RECORDS FOR THIS TASK.

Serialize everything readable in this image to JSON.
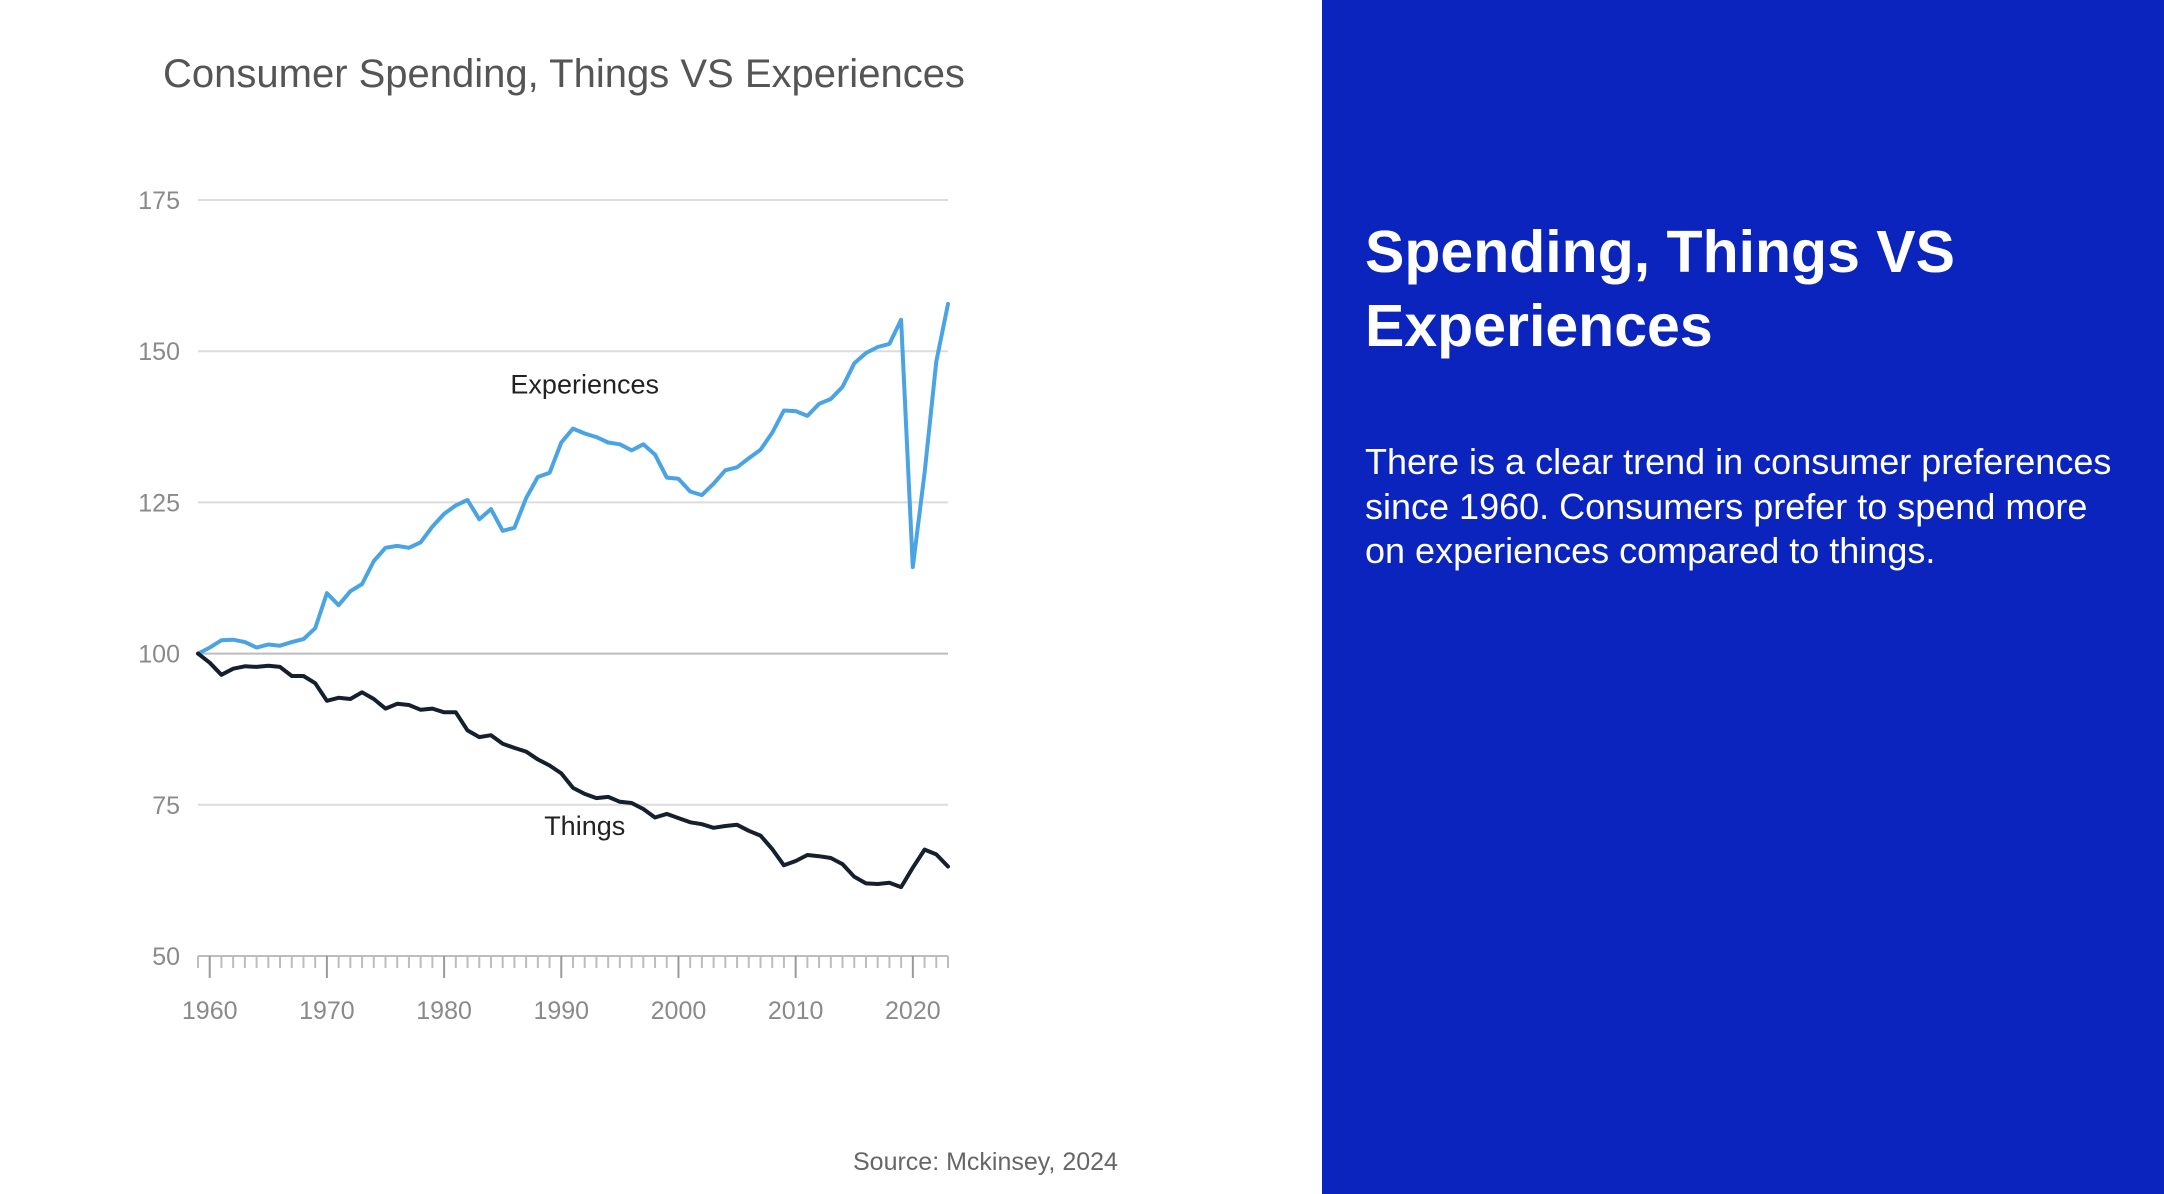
{
  "slide": {
    "source": "Source: Mckinsey, 2024",
    "panel": {
      "heading": "Spending, Things VS Experiences",
      "body": "There is a clear trend in consumer preferences since 1960. Consumers prefer to spend more on experiences compared to things."
    },
    "colors": {
      "panel_background": "#0a24bd",
      "panel_text": "#ffffff"
    }
  },
  "chart_data": {
    "type": "line",
    "title": "Consumer Spending, Things VS Experiences",
    "xlabel": "",
    "ylabel": "",
    "xlim": [
      1959,
      2023
    ],
    "ylim": [
      50,
      175
    ],
    "yticks": [
      50,
      75,
      100,
      125,
      150,
      175
    ],
    "xticks": [
      1960,
      1970,
      1980,
      1990,
      2000,
      2010,
      2020
    ],
    "grid": "horizontal",
    "x": [
      1959,
      1960,
      1961,
      1962,
      1963,
      1964,
      1965,
      1966,
      1967,
      1968,
      1969,
      1970,
      1971,
      1972,
      1973,
      1974,
      1975,
      1976,
      1977,
      1978,
      1979,
      1980,
      1981,
      1982,
      1983,
      1984,
      1985,
      1986,
      1987,
      1988,
      1989,
      1990,
      1991,
      1992,
      1993,
      1994,
      1995,
      1996,
      1997,
      1998,
      1999,
      2000,
      2001,
      2002,
      2003,
      2004,
      2005,
      2006,
      2007,
      2008,
      2009,
      2010,
      2011,
      2012,
      2013,
      2014,
      2015,
      2016,
      2017,
      2018,
      2019,
      2020,
      2021,
      2022,
      2023
    ],
    "series": [
      {
        "name": "Experiences",
        "color": "#4aa3e3",
        "values": [
          100,
          101,
          102.2,
          102.3,
          101.9,
          101,
          101.5,
          101.3,
          101.9,
          102.4,
          104.2,
          110,
          108,
          110.3,
          111.5,
          115.3,
          117.5,
          117.8,
          117.5,
          118.4,
          121,
          123.1,
          124.5,
          125.4,
          122.2,
          123.9,
          120.3,
          120.8,
          125.7,
          129.2,
          129.9,
          134.9,
          137.2,
          136.4,
          135.8,
          134.9,
          134.6,
          133.6,
          134.6,
          132.9,
          129.1,
          128.9,
          126.8,
          126.2,
          128.1,
          130.3,
          130.8,
          132.3,
          133.7,
          136.5,
          140.2,
          140.1,
          139.3,
          141.3,
          142.1,
          144.1,
          148,
          149.7,
          150.7,
          151.2,
          155.2,
          114.3,
          129.9,
          148.3,
          157.8
        ]
      },
      {
        "name": "Things",
        "color": "#14202e",
        "values": [
          100,
          98.5,
          96.5,
          97.5,
          97.9,
          97.8,
          98,
          97.8,
          96.3,
          96.3,
          95.1,
          92.2,
          92.7,
          92.5,
          93.6,
          92.5,
          90.9,
          91.7,
          91.5,
          90.7,
          90.9,
          90.3,
          90.3,
          87.3,
          86.2,
          86.5,
          85.1,
          84.4,
          83.8,
          82.5,
          81.5,
          80.2,
          77.8,
          76.8,
          76.1,
          76.3,
          75.5,
          75.3,
          74.3,
          72.9,
          73.5,
          72.8,
          72.1,
          71.8,
          71.2,
          71.5,
          71.7,
          70.7,
          69.9,
          67.7,
          65,
          65.7,
          66.7,
          66.5,
          66.2,
          65.2,
          63.1,
          62,
          61.9,
          62.1,
          61.4,
          64.6,
          67.6,
          66.8,
          64.8
        ]
      }
    ],
    "annotations": [
      {
        "text": "Experiences",
        "x": 1992,
        "y": 143
      },
      {
        "text": "Things",
        "x": 1992,
        "y": 70
      }
    ]
  }
}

EXERCISE TASK.
Transcribe the records above exactly, omitting every picture they contain.

RESPONSE BELOW.
Serialize everything readable in this image to JSON.
{
  "slide": {
    "source": "Source: Mckinsey, 2024",
    "panel": {
      "heading": "Spending, Things VS Experiences",
      "body": "There is a clear trend in consumer preferences since 1960. Consumers prefer to spend more on experiences compared to things."
    },
    "colors": {
      "panel_background": "#0a24bd",
      "panel_text": "#ffffff"
    }
  },
  "chart_data": {
    "type": "line",
    "title": "Consumer Spending, Things VS Experiences",
    "xlabel": "",
    "ylabel": "",
    "xlim": [
      1959,
      2023
    ],
    "ylim": [
      50,
      175
    ],
    "yticks": [
      50,
      75,
      100,
      125,
      150,
      175
    ],
    "xticks": [
      1960,
      1970,
      1980,
      1990,
      2000,
      2010,
      2020
    ],
    "grid": "horizontal",
    "x": [
      1959,
      1960,
      1961,
      1962,
      1963,
      1964,
      1965,
      1966,
      1967,
      1968,
      1969,
      1970,
      1971,
      1972,
      1973,
      1974,
      1975,
      1976,
      1977,
      1978,
      1979,
      1980,
      1981,
      1982,
      1983,
      1984,
      1985,
      1986,
      1987,
      1988,
      1989,
      1990,
      1991,
      1992,
      1993,
      1994,
      1995,
      1996,
      1997,
      1998,
      1999,
      2000,
      2001,
      2002,
      2003,
      2004,
      2005,
      2006,
      2007,
      2008,
      2009,
      2010,
      2011,
      2012,
      2013,
      2014,
      2015,
      2016,
      2017,
      2018,
      2019,
      2020,
      2021,
      2022,
      2023
    ],
    "series": [
      {
        "name": "Experiences",
        "color": "#4aa3e3",
        "values": [
          100,
          101,
          102.2,
          102.3,
          101.9,
          101,
          101.5,
          101.3,
          101.9,
          102.4,
          104.2,
          110,
          108,
          110.3,
          111.5,
          115.3,
          117.5,
          117.8,
          117.5,
          118.4,
          121,
          123.1,
          124.5,
          125.4,
          122.2,
          123.9,
          120.3,
          120.8,
          125.7,
          129.2,
          129.9,
          134.9,
          137.2,
          136.4,
          135.8,
          134.9,
          134.6,
          133.6,
          134.6,
          132.9,
          129.1,
          128.9,
          126.8,
          126.2,
          128.1,
          130.3,
          130.8,
          132.3,
          133.7,
          136.5,
          140.2,
          140.1,
          139.3,
          141.3,
          142.1,
          144.1,
          148,
          149.7,
          150.7,
          151.2,
          155.2,
          114.3,
          129.9,
          148.3,
          157.8
        ]
      },
      {
        "name": "Things",
        "color": "#14202e",
        "values": [
          100,
          98.5,
          96.5,
          97.5,
          97.9,
          97.8,
          98,
          97.8,
          96.3,
          96.3,
          95.1,
          92.2,
          92.7,
          92.5,
          93.6,
          92.5,
          90.9,
          91.7,
          91.5,
          90.7,
          90.9,
          90.3,
          90.3,
          87.3,
          86.2,
          86.5,
          85.1,
          84.4,
          83.8,
          82.5,
          81.5,
          80.2,
          77.8,
          76.8,
          76.1,
          76.3,
          75.5,
          75.3,
          74.3,
          72.9,
          73.5,
          72.8,
          72.1,
          71.8,
          71.2,
          71.5,
          71.7,
          70.7,
          69.9,
          67.7,
          65,
          65.7,
          66.7,
          66.5,
          66.2,
          65.2,
          63.1,
          62,
          61.9,
          62.1,
          61.4,
          64.6,
          67.6,
          66.8,
          64.8
        ]
      }
    ],
    "annotations": [
      {
        "text": "Experiences",
        "x": 1992,
        "y": 143
      },
      {
        "text": "Things",
        "x": 1992,
        "y": 70
      }
    ]
  }
}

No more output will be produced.